§ **What needs to be done**
From the listing, collect all lines containing the word "JSON".
=-=-=-=-=
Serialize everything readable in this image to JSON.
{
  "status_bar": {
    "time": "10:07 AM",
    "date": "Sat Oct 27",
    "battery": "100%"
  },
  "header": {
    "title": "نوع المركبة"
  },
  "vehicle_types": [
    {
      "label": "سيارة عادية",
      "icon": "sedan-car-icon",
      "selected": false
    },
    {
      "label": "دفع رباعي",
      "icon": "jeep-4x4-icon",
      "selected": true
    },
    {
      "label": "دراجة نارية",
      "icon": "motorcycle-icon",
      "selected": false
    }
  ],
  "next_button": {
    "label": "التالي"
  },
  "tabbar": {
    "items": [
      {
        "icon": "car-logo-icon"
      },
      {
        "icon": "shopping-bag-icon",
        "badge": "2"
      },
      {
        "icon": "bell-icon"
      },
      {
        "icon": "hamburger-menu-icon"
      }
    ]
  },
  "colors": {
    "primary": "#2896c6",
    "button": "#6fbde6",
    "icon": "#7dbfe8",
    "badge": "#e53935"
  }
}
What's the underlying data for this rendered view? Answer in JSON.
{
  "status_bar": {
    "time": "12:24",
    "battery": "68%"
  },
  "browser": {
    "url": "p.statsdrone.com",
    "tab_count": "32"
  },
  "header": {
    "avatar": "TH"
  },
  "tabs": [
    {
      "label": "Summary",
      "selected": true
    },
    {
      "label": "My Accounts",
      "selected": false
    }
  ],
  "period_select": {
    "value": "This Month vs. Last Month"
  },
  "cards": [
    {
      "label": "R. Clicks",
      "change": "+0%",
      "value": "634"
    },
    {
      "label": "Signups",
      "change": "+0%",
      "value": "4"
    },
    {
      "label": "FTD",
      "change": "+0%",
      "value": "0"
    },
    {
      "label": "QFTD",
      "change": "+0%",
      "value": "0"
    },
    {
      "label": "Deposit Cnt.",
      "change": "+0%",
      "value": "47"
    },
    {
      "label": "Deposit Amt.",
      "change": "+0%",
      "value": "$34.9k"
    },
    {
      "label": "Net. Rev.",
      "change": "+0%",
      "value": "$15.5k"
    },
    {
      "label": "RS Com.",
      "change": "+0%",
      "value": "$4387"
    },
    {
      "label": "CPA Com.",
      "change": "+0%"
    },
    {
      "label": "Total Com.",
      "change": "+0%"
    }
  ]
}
=-=-=-=-=
§ **Answer to this problem**
Serialize everything readable in this image to JSON.
What's the underlying data for this rendered view? Answer in JSON.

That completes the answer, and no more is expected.